Texto de estudio:
******************************

Rey de Ática, una pequeña isla con problemas de población
También conocido como Aeacos, Aiakos, Aeacus.
Éaco fue un rey de la isla de Egina y figura destacada en la mitología griega. Era hijo de Zeus y de la nereida Egina, la personificación de la isla misma. Cuando Zeus sedujo a Egina y la transportó a la isla, la abandonó allí después de su aventura. De esta unión nació Éaco, quien heredaría el reino de esa pequeña isla y gobernaría con justicia y piedad excepcionales. Fue tan virtuoso y tan respetado que ganó fama por toda Grecia como ejemplo de un gobernante justo.
Sin embargo, el reinado de Éaco fue puesto a prueba cuando una terrible peste azotó su isla, matando a sus súbditos uno tras otro. Desesperado por salvar a su pueblo, Éaco imploró a su padre Zeus que intervinieran. Zeus, queriendo compensar la infidelidad y el abandono de la madre de Éaco, ofreció una solución extraordinaria: transformó todas las hormigas de la isla en seres humanos para repoblarla. Estos nuevos pobladores fueron llamados los Mirmidones (de « myrmigas », la palabra griega para hormiga), y sus descendientes se convirtieron en guerreros legendarios. Posteriormente, Aquiles, el más grande de los guerreros griegos, conduciría a los Mirmidones en la batalla durante la guerra de Troya.

******************************

Registros de origen:
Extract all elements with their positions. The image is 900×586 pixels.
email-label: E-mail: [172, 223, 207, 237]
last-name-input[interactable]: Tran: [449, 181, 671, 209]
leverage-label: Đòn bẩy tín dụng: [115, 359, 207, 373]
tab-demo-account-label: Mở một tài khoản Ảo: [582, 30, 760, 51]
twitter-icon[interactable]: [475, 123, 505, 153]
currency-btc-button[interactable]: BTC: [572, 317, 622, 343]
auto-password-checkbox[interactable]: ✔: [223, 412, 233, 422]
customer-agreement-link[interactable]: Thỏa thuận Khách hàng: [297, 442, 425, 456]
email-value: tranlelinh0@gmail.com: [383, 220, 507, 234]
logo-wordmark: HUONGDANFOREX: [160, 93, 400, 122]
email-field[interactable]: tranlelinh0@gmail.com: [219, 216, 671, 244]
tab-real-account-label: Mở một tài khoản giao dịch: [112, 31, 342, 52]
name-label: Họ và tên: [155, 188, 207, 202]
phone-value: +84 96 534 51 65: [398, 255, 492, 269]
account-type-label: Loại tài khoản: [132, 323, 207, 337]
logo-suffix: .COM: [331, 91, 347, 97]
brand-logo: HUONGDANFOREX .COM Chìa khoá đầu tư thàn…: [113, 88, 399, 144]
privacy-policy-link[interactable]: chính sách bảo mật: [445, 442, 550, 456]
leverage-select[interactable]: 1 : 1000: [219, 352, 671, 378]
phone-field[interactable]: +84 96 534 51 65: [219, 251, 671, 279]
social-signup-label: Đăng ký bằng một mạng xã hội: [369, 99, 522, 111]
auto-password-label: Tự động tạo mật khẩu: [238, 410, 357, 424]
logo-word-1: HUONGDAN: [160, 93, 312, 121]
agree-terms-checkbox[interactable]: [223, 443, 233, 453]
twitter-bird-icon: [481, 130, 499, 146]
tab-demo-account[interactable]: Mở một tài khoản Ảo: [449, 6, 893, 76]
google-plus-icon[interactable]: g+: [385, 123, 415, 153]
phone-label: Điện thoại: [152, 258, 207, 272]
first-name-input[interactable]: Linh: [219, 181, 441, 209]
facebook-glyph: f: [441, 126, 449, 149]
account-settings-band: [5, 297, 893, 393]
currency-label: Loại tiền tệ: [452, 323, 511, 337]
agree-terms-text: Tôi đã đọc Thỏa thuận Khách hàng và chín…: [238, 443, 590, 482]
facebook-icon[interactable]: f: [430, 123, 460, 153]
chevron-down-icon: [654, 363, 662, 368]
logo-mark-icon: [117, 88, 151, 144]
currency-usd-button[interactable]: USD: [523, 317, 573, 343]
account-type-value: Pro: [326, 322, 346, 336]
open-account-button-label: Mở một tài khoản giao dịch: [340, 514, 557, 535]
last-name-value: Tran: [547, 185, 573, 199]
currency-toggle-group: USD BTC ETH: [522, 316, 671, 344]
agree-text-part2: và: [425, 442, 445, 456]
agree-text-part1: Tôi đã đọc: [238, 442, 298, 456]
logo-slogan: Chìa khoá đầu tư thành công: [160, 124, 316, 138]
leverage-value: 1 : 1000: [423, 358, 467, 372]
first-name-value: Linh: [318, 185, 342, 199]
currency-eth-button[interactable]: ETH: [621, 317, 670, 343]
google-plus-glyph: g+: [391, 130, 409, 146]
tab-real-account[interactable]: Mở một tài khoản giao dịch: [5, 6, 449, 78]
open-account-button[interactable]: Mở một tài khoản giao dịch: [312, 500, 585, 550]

******************************

Tarea de trabajo 1: Cita del texto sobre Éaco el fragmento que empieza en "Rey de Ática, una" y termina en "un gobernante justo.".
Tarea de trabajo 2: Traduce al inglés esta oración del texto sobre Éaco: "Era hijo de Zeus y de la nereida Egina, la personificación de la isla misma."

Respuesta esperada 1:
Rey de Ática, una pequeña isla con problemas de población
También conocido como Aeacos, Aiakos, Aeacus.
Éaco fue un rey de la isla de Egina y figura destacada en la mitología griega. Era hijo de Zeus y de la nereida Egina, la personificación de la isla misma. Cuando Zeus sedujo a Egina y la transportó a la isla, la abandonó allí después de su aventura. De esta unión nació Éaco, quien heredaría el reino de esa pequeña isla y gobernaría con justicia y piedad excepcionales. Fue tan virtuoso y tan respetado que ganó fama por toda Grecia como ejemplo de un gobernante justo.

Respuesta esperada 2: He was the son of Zeus and of the Nereid Aegina, the personification of the island itself.